§ Extracto de página
· · · ·
Ha sido una semana extraña. Ayer mismo me eché encima un huevo frito y me metí en la ducha con calcetines. Quizá haya influido la resaca de la botella de vino de la cena del martes y está probado que, tras el subidón, todo exceso alcohol es un depresivo contundente. A veces se hacen cosas que no se saben por qué se hacen, como por ejemplo perder uno a uno todos los objetos de la oficina. ¿Acaso alguien sabe todo lo que hace? ¿Somos en verdad conscientes de todo lo que somos conscientes? Lo siento, pero nunca pude identificar consciencia y conciencia.

Puede que fuera una tontería, pero ni me arrepiento ni tampoco estoy vacunado contra la estupidez, y no me queda sino felicitar con varias palmaditas en la espalda a quien esté posesión de esa vacuna, no sea que se acabe atragantando con ella. Enhorabuena. Así que asumo sin contemplaciones el haber cometido la idiotez, o la maravilla, de aniquilar cinco meses de escritos en este blog. Y que se hayan producido estas pérdidas no significa que vaya a dejar de escribir en la oficina de objetos perdidos, ni mucho menos. Nunca dije que fuera a dejar este buen vicio. Por aquí voy a seguir ordeñándome toda la leche que pueda. Como decía Julio Cortázar, nada está perdido si se tiene el valor de proclamar que todo está perdido y hay que empezar de nuevo. Un abrazo a todos los que me han apoyado en esta semana un poco difícil.
· · · ·
§ Información proporcionada
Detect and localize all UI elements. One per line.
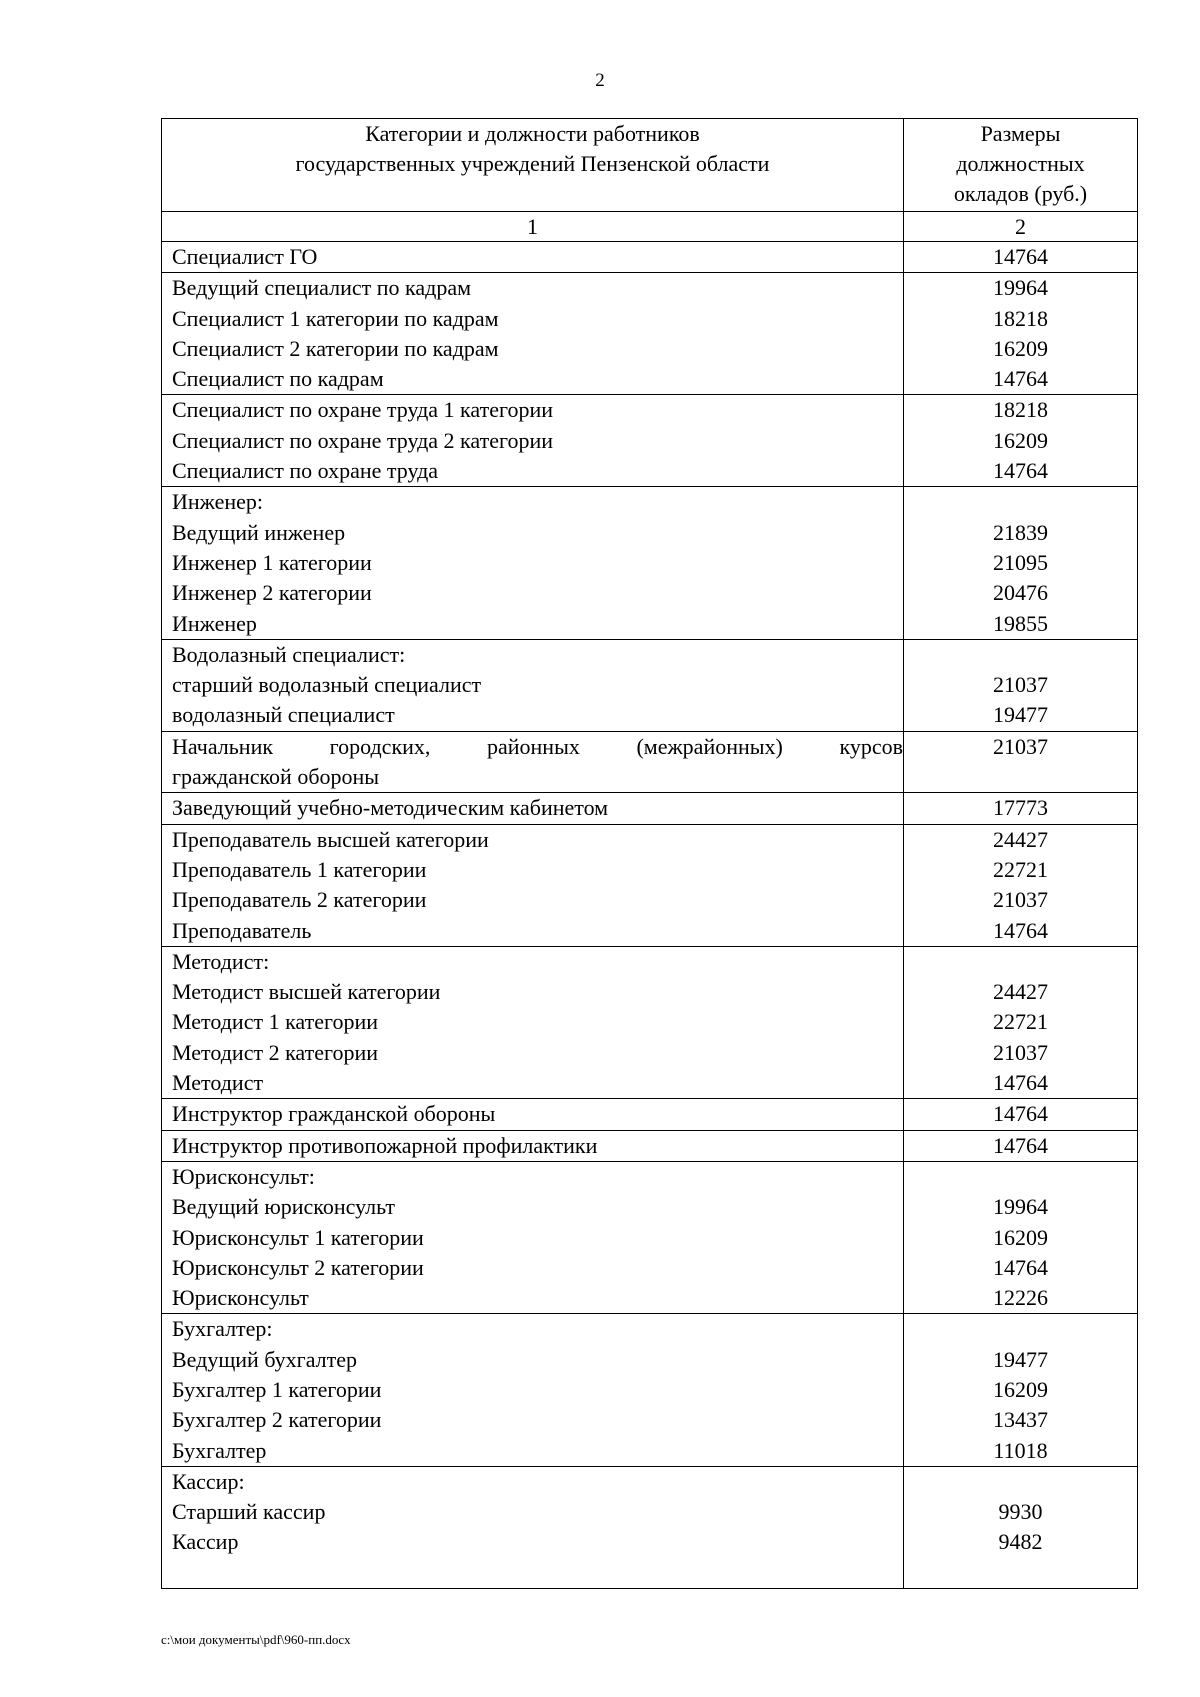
· · · ·
§ Objetivo del ejercicio
Copia de forma literal el fragmento del extracto que empieza con "Puede que fuera" y sigue hasta "un poco difícil.". Los datos proceden de una fuente distinta.

§ Respuesta
Puede que fuera una tontería, pero ni me arrepiento ni tampoco estoy vacunado contra la estupidez, y no me queda sino felicitar con varias palmaditas en la espalda a quien esté posesión de esa vacuna, no sea que se acabe atragantando con ella. Enhorabuena. Así que asumo sin contemplaciones el haber cometido la idiotez, o la maravilla, de aniquilar cinco meses de escritos en este blog. Y que se hayan producido estas pérdidas no significa que vaya a dejar de escribir en la oficina de objetos perdidos, ni mucho menos. Nunca dije que fuera a dejar este buen vicio. Por aquí voy a seguir ordeñándome toda la leche que pueda. Como decía Julio Cortázar, nada está perdido si se tiene el valor de proclamar que todo está perdido y hay que empezar de nuevo. Un abrazo a todos los que me han apoyado en esta semana un poco difícil.